Problem statement:
Return each line holding the string "coli".

○ ○ ○ ○ ○ ○ ○

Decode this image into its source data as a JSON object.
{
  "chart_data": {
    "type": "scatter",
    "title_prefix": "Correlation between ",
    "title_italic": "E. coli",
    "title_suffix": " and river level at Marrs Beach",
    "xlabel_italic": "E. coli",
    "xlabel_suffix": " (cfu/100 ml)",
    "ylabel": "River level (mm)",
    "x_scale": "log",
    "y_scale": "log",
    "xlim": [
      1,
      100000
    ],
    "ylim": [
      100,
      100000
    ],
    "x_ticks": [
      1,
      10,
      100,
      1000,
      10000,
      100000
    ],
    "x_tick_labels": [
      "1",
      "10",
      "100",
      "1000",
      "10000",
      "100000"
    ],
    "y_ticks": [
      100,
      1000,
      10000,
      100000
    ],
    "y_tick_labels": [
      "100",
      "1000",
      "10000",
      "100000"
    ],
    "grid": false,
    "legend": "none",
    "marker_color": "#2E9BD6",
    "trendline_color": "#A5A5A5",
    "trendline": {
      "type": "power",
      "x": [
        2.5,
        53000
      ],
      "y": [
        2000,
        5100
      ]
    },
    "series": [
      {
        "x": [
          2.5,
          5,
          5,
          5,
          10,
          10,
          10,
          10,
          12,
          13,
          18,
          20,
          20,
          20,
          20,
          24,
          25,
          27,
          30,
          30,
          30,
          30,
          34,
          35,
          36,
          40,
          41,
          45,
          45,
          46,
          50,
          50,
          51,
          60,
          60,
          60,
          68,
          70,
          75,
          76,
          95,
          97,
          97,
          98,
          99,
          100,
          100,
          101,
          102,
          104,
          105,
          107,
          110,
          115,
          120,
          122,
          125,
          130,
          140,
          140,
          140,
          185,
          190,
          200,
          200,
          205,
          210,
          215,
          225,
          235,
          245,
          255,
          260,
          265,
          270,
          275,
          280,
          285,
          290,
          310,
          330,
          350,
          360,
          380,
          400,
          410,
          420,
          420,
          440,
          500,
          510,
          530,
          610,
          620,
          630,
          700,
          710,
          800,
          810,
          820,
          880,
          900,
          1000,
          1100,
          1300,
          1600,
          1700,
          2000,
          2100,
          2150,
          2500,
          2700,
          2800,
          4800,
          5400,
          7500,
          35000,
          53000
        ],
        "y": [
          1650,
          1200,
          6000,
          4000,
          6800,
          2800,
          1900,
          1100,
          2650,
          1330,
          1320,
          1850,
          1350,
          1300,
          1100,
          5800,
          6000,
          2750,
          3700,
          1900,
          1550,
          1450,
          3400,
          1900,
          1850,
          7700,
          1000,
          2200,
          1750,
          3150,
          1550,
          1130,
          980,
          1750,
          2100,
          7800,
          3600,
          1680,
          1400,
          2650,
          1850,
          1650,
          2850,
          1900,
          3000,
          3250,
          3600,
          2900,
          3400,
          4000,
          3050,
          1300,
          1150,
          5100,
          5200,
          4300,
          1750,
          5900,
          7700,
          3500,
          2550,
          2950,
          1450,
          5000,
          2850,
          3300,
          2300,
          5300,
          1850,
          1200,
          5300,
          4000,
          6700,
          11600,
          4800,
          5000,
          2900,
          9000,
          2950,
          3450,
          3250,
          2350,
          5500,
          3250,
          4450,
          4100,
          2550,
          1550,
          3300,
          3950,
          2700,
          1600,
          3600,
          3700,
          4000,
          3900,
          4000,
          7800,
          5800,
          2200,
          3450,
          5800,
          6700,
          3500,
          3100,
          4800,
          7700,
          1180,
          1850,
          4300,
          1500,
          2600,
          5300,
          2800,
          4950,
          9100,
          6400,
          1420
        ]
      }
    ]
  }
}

○ ○ ○ ○ ○ ○ ○

Output:
    "title_italic": "E. coli",
    "xlabel_italic": "E. coli",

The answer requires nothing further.